PROVIDED DATA:
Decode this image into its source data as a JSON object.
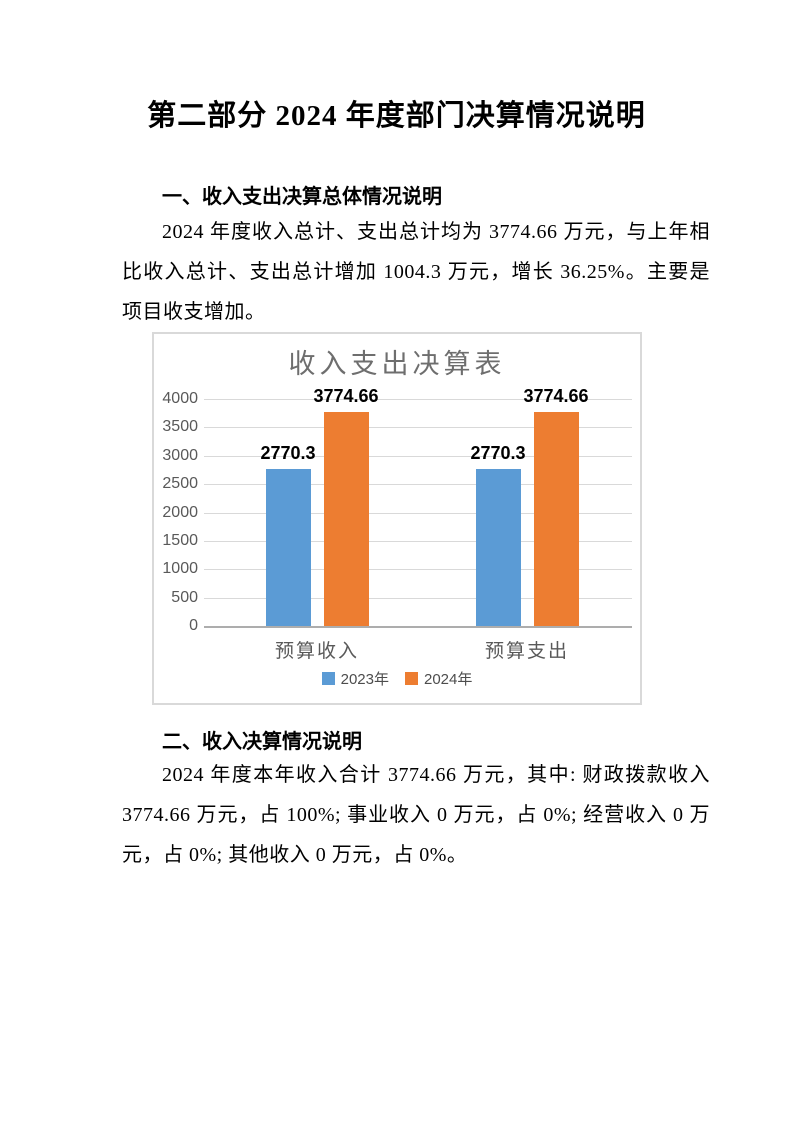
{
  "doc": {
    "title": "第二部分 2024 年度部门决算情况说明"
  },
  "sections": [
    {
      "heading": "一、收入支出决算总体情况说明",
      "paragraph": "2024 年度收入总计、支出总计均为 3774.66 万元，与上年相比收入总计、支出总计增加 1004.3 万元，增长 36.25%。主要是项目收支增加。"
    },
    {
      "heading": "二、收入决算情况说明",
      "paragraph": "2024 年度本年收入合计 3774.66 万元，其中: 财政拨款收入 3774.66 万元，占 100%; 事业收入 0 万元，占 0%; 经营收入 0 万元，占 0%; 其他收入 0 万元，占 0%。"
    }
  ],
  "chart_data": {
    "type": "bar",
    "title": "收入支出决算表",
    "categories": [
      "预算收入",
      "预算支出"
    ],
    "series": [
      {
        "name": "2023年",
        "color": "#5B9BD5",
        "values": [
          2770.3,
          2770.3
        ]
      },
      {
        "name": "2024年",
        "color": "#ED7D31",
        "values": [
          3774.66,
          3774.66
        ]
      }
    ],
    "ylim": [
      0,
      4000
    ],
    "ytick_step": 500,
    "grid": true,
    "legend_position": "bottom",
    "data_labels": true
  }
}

DIRECTIONS FOR THIS TASK: Show every line in the entries where the string "heading" occurs.

EXERCISE OUTPUT:
      "heading": "一、收入支出决算总体情况说明",
      "heading": "二、收入决算情况说明",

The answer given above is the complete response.